*** Block opens ***

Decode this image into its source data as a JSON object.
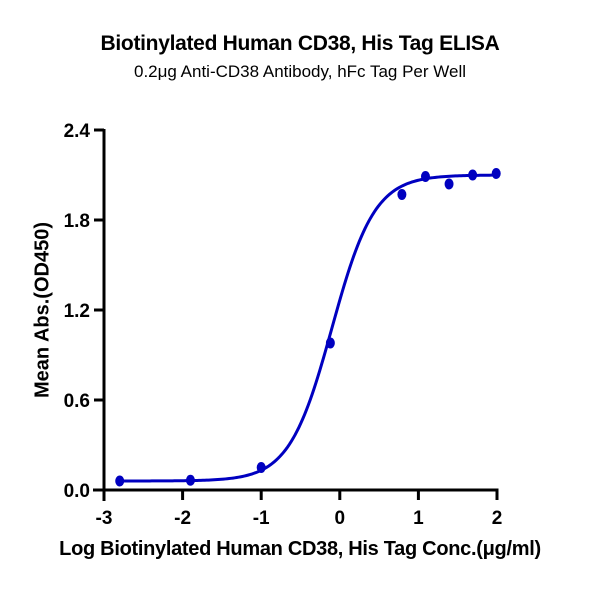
{
  "chart_data": {
    "type": "scatter",
    "title": "Biotinylated Human CD38, His Tag ELISA",
    "subtitle": "0.2μg Anti-CD38 Antibody, hFc Tag Per Well",
    "xlabel": "Log Biotinylated Human CD38, His Tag Conc.(μg/ml)",
    "ylabel": "Mean Abs.(OD450)",
    "xlim": [
      -3,
      2
    ],
    "ylim": [
      0,
      2.4
    ],
    "x_ticks": [
      "-3",
      "-2",
      "-1",
      "0",
      "1",
      "2"
    ],
    "y_ticks": [
      "0.0",
      "0.6",
      "1.2",
      "1.8",
      "2.4"
    ],
    "grid": false,
    "legend": null,
    "series": [
      {
        "name": "Biotinylated Human CD38, His Tag",
        "color": "#0000c0",
        "x": [
          -2.8,
          -1.9,
          -1.0,
          -0.12,
          0.79,
          1.09,
          1.39,
          1.69,
          1.99
        ],
        "y": [
          0.06,
          0.065,
          0.15,
          0.98,
          1.97,
          2.09,
          2.04,
          2.1,
          2.11
        ]
      }
    ],
    "fit_curve": {
      "model": "4PL",
      "bottom": 0.06,
      "top": 2.1,
      "log_ec50": -0.1,
      "hill_slope": 1.6,
      "x_range": [
        -2.8,
        2.0
      ]
    }
  }
}
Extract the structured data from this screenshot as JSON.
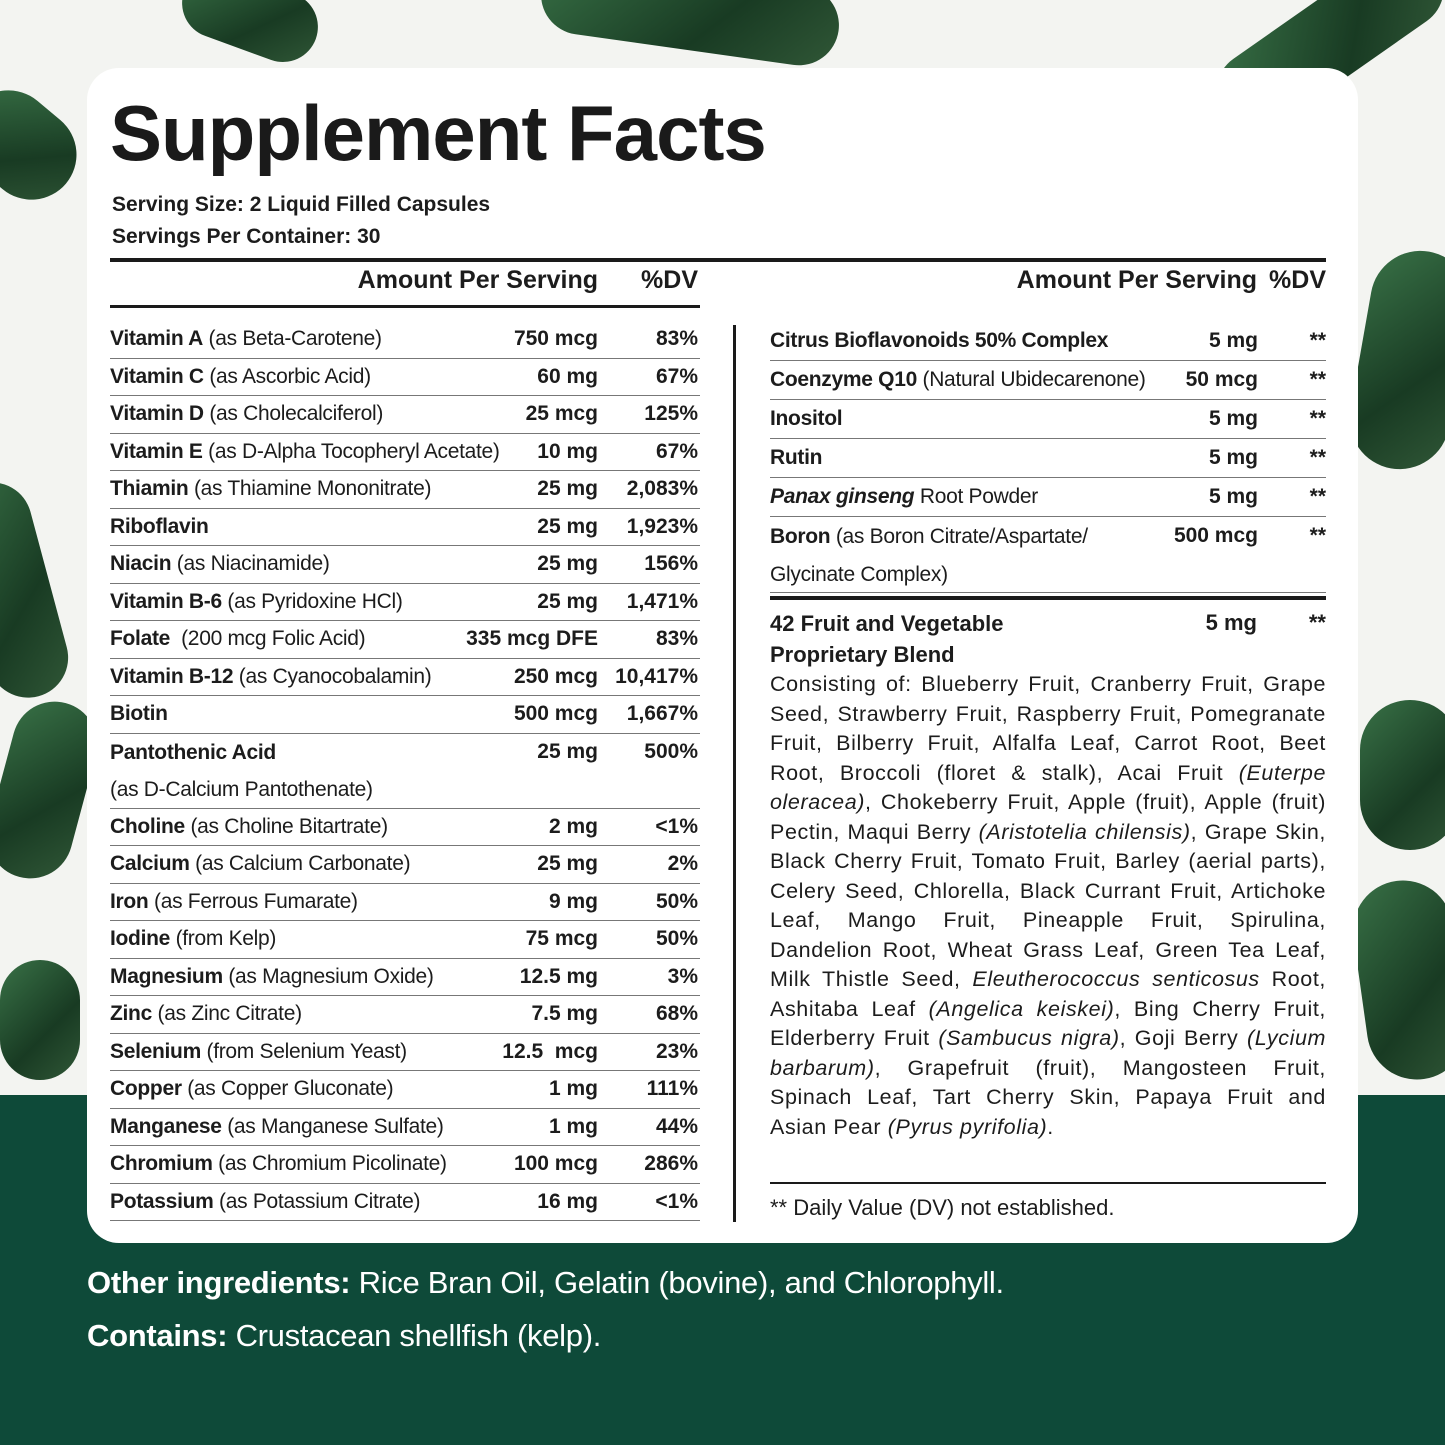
{
  "title": "Supplement Facts",
  "serving_size": "Serving Size: 2 Liquid Filled Capsules",
  "servings_per_container": "Servings Per Container: 30",
  "headers": {
    "amount": "Amount Per Serving",
    "dv": "%DV"
  },
  "left_rows": [
    {
      "name": "Vitamin A",
      "desc": " (as Beta-Carotene)",
      "amount": "750 mcg",
      "dv": "83%"
    },
    {
      "name": "Vitamin C",
      "desc": " (as Ascorbic Acid)",
      "amount": "60 mg",
      "dv": "67%"
    },
    {
      "name": "Vitamin D",
      "desc": " (as Cholecalciferol)",
      "amount": "25 mcg",
      "dv": "125%"
    },
    {
      "name": "Vitamin E",
      "desc": " (as D-Alpha Tocopheryl Acetate)",
      "amount": "10 mg",
      "dv": "67%"
    },
    {
      "name": "Thiamin",
      "desc": " (as Thiamine Mononitrate)",
      "amount": "25 mg",
      "dv": "2,083%"
    },
    {
      "name": "Riboflavin",
      "desc": "",
      "amount": "25 mg",
      "dv": "1,923%"
    },
    {
      "name": "Niacin",
      "desc": " (as Niacinamide)",
      "amount": "25 mg",
      "dv": "156%"
    },
    {
      "name": "Vitamin B-6",
      "desc": " (as Pyridoxine HCl)",
      "amount": "25 mg",
      "dv": "1,471%"
    },
    {
      "name": "Folate",
      "desc": "  (200 mcg Folic Acid)",
      "amount": "335 mcg DFE",
      "dv": "83%"
    },
    {
      "name": "Vitamin B-12",
      "desc": " (as Cyanocobalamin)",
      "amount": "250 mcg",
      "dv": "10,417%"
    },
    {
      "name": "Biotin",
      "desc": "",
      "amount": "500 mcg",
      "dv": "1,667%"
    },
    {
      "name": "Pantothenic Acid",
      "desc": "",
      "desc2": "(as D-Calcium Pantothenate)",
      "amount": "25 mg",
      "dv": "500%"
    },
    {
      "name": "Choline",
      "desc": " (as Choline Bitartrate)",
      "amount": "2 mg",
      "dv": "<1%"
    },
    {
      "name": "Calcium",
      "desc": " (as Calcium Carbonate)",
      "amount": "25 mg",
      "dv": "2%"
    },
    {
      "name": "Iron",
      "desc": " (as Ferrous Fumarate)",
      "amount": "9 mg",
      "dv": "50%"
    },
    {
      "name": "Iodine",
      "desc": " (from Kelp)",
      "amount": "75 mcg",
      "dv": "50%"
    },
    {
      "name": "Magnesium",
      "desc": " (as Magnesium Oxide)",
      "amount": "12.5 mg",
      "dv": "3%"
    },
    {
      "name": "Zinc",
      "desc": " (as Zinc Citrate)",
      "amount": "7.5 mg",
      "dv": "68%"
    },
    {
      "name": "Selenium",
      "desc": " (from Selenium Yeast)",
      "amount": "12.5  mcg",
      "dv": "23%"
    },
    {
      "name": "Copper",
      "desc": " (as Copper Gluconate)",
      "amount": "1 mg",
      "dv": "111%"
    },
    {
      "name": "Manganese",
      "desc": " (as Manganese Sulfate)",
      "amount": "1 mg",
      "dv": "44%"
    },
    {
      "name": "Chromium",
      "desc": " (as Chromium Picolinate)",
      "amount": "100 mcg",
      "dv": "286%"
    },
    {
      "name": "Potassium",
      "desc": " (as Potassium Citrate)",
      "amount": "16 mg",
      "dv": "<1%"
    }
  ],
  "right_rows": [
    {
      "name": "Citrus Bioflavonoids 50% Complex",
      "desc": "",
      "amount": "5 mg",
      "dv": "**"
    },
    {
      "name": "Coenzyme Q10",
      "desc": " (Natural Ubidecarenone)",
      "amount": "50 mcg",
      "dv": "**"
    },
    {
      "name": "Inositol",
      "desc": "",
      "amount": "5 mg",
      "dv": "**"
    },
    {
      "name": "Rutin",
      "desc": "",
      "amount": "5 mg",
      "dv": "**"
    },
    {
      "name": "Panax ginseng",
      "desc": " Root Powder",
      "amount": "5 mg",
      "dv": "**",
      "italic": true
    },
    {
      "name": "Boron",
      "desc": " (as Boron Citrate/Aspartate/",
      "desc2": "Glycinate Complex)",
      "amount": "500 mcg",
      "dv": "**"
    }
  ],
  "blend": {
    "name_line1": "42 Fruit and Vegetable",
    "name_line2": "Proprietary Blend",
    "amount": "5 mg",
    "dv": "**",
    "segments": [
      {
        "t": "Consisting of: Blueberry Fruit, Cranberry Fruit, Grape Seed, Strawberry Fruit, Raspberry Fruit, Pomegranate Fruit, Bilberry Fruit, Alfalfa Leaf, Carrot Root, Beet Root, Broccoli (floret & stalk), Acai Fruit "
      },
      {
        "t": "(Euterpe oleracea)",
        "i": true
      },
      {
        "t": ", Chokeberry Fruit, Apple (fruit), Apple (fruit) Pectin, Maqui Berry "
      },
      {
        "t": "(Aristotelia chilensis)",
        "i": true
      },
      {
        "t": ", Grape Skin, Black Cherry Fruit, Tomato Fruit, Barley (aerial parts), Celery Seed, Chlorella, Black Currant Fruit, Artichoke Leaf, Mango Fruit, Pineapple Fruit, Spirulina, Dandelion Root, Wheat Grass Leaf, Green Tea Leaf, Milk Thistle Seed, "
      },
      {
        "t": "Eleutherococcus senticosus",
        "i": true
      },
      {
        "t": " Root, Ashitaba Leaf "
      },
      {
        "t": "(Angelica keiskei)",
        "i": true
      },
      {
        "t": ", Bing Cherry Fruit, Elderberry Fruit "
      },
      {
        "t": "(Sambucus nigra)",
        "i": true
      },
      {
        "t": ", Goji Berry "
      },
      {
        "t": "(Lycium barbarum)",
        "i": true
      },
      {
        "t": ", Grapefruit (fruit), Mangosteen Fruit, Spinach Leaf, Tart Cherry Skin, Papaya Fruit and Asian Pear "
      },
      {
        "t": "(Pyrus pyrifolia)",
        "i": true
      },
      {
        "t": "."
      }
    ]
  },
  "footnote": "** Daily Value (DV) not established.",
  "other_ingredients": {
    "label": "Other ingredients:",
    "text": " Rice Bran Oil, Gelatin (bovine), and Chlorophyll."
  },
  "contains": {
    "label": "Contains:",
    "text": " Crustacean shellfish (kelp)."
  },
  "colors": {
    "bottom_band": "#0e4a39",
    "capsule": "#1f4d2a",
    "card": "#ffffff"
  }
}
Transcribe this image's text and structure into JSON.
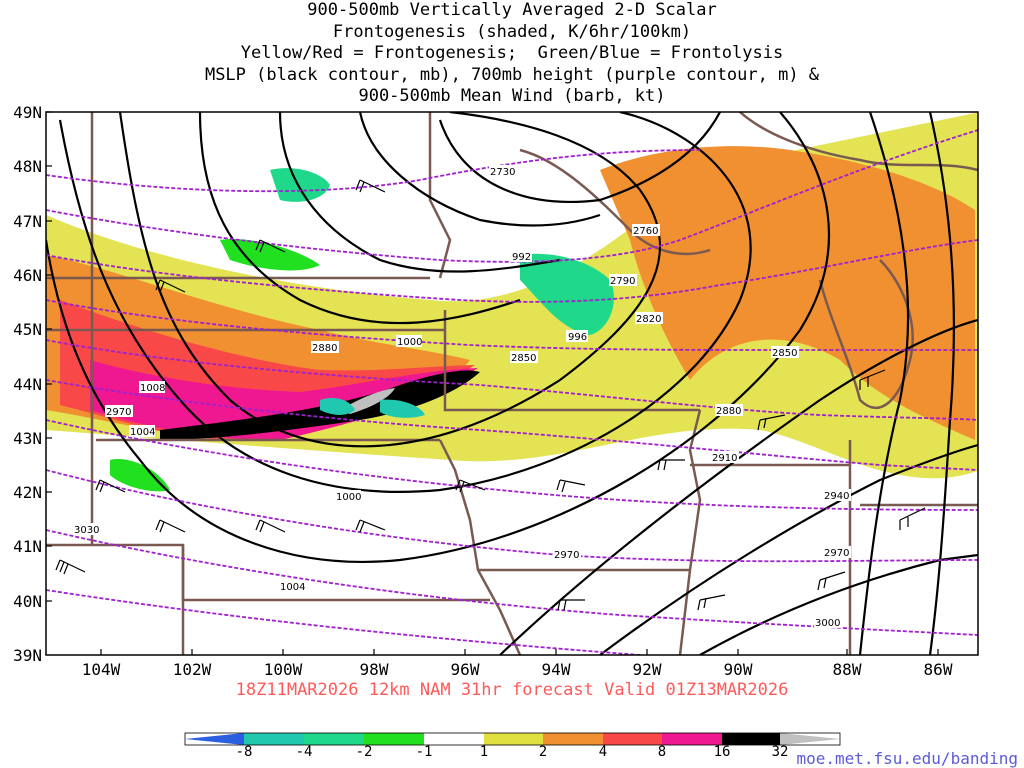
{
  "title_lines": [
    "900-500mb Vertically Averaged 2-D Scalar",
    "Frontogenesis (shaded, K/6hr/100km)",
    "Yellow/Red = Frontogenesis;  Green/Blue = Frontolysis",
    "MSLP (black contour, mb), 700mb height (purple contour, m) &",
    "900-500mb Mean Wind (barb, kt)"
  ],
  "lat_labels": [
    "49N",
    "48N",
    "47N",
    "46N",
    "45N",
    "44N",
    "43N",
    "42N",
    "41N",
    "40N",
    "39N"
  ],
  "lon_labels": [
    "104W",
    "102W",
    "100W",
    "98W",
    "96W",
    "94W",
    "92W",
    "90W",
    "88W",
    "86W"
  ],
  "valid_line": "18Z11MAR2026 12km NAM 31hr forecast Valid 01Z13MAR2026",
  "colorbar": {
    "ticks": [
      "-8",
      "-4",
      "-2",
      "-1",
      "1",
      "2",
      "4",
      "8",
      "16",
      "32"
    ],
    "colors": [
      "#2b5fe0",
      "#20c8b0",
      "#20d88a",
      "#20e020",
      "#ffffff",
      "#e0e040",
      "#f09030",
      "#f84848",
      "#f01890",
      "#000000",
      "#c0c0c0"
    ]
  },
  "credit": "moe.met.fsu.edu/banding",
  "mslp_labels": [
    "992",
    "996",
    "1000",
    "1000",
    "1004",
    "1004",
    "1008"
  ],
  "height_labels": [
    "2730",
    "2760",
    "2790",
    "2820",
    "2850",
    "2850",
    "2880",
    "2880",
    "2910",
    "2940",
    "2970",
    "2970",
    "2970",
    "3000",
    "3030"
  ],
  "colors": {
    "mslp": "#000000",
    "height": "#a020d0",
    "borders": "#7a5a50",
    "frontogenesis_weak": "#e0e040",
    "frontogenesis_moderate": "#f09030",
    "frontogenesis_strong": "#f84848",
    "frontogenesis_intense": "#f01890",
    "frontolysis": "#20d88a"
  }
}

*** Block closes ***

--- INSTRUCTIONS FOR THE TASK ---
Lines holding "Skin" in the data above: copy each of them.

--- TASK RESULT ---
        "t": ", Grape Skin, Black Cherry Fruit, Tomato Fruit, Barley (aerial parts), Celery Seed, Chlorella, Black Currant Fruit, Artichoke Leaf, Mango Fruit, Pineapple Fruit, Spirulina, Dandelion Root, Wheat Grass Leaf, Green Tea Leaf, Milk Thistle Seed, "
        "t": ", Grapefruit (fruit), Mangosteen Fruit, Spinach Leaf, Tart Cherry Skin, Papaya Fruit and Asian Pear "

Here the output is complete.